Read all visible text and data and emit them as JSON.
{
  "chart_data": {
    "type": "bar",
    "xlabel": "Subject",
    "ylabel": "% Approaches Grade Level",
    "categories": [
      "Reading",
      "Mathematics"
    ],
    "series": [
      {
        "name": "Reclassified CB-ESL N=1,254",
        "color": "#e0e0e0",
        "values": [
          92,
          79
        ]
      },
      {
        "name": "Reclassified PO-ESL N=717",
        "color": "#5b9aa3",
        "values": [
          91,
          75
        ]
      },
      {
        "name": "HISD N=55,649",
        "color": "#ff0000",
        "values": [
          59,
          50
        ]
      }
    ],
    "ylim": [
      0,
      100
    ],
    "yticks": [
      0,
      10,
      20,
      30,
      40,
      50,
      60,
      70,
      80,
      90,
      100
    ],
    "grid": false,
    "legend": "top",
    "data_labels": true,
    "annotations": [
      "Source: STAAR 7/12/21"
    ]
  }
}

☆ ☆ ☆ ☆

GIVEN PROBLEM: Transcribe each entry exactly.

SOLUTION TO THE PROBLEM:
Read all visible text and data and emit them as JSON.
{
  "chart_data": {
    "type": "bar",
    "xlabel": "Subject",
    "ylabel": "% Approaches Grade Level",
    "categories": [
      "Reading",
      "Mathematics"
    ],
    "series": [
      {
        "name": "Reclassified CB-ESL N=1,254",
        "color": "#e0e0e0",
        "values": [
          92,
          79
        ]
      },
      {
        "name": "Reclassified PO-ESL N=717",
        "color": "#5b9aa3",
        "values": [
          91,
          75
        ]
      },
      {
        "name": "HISD N=55,649",
        "color": "#ff0000",
        "values": [
          59,
          50
        ]
      }
    ],
    "ylim": [
      0,
      100
    ],
    "yticks": [
      0,
      10,
      20,
      30,
      40,
      50,
      60,
      70,
      80,
      90,
      100
    ],
    "grid": false,
    "legend": "top",
    "data_labels": true,
    "annotations": [
      "Source: STAAR 7/12/21"
    ]
  }
}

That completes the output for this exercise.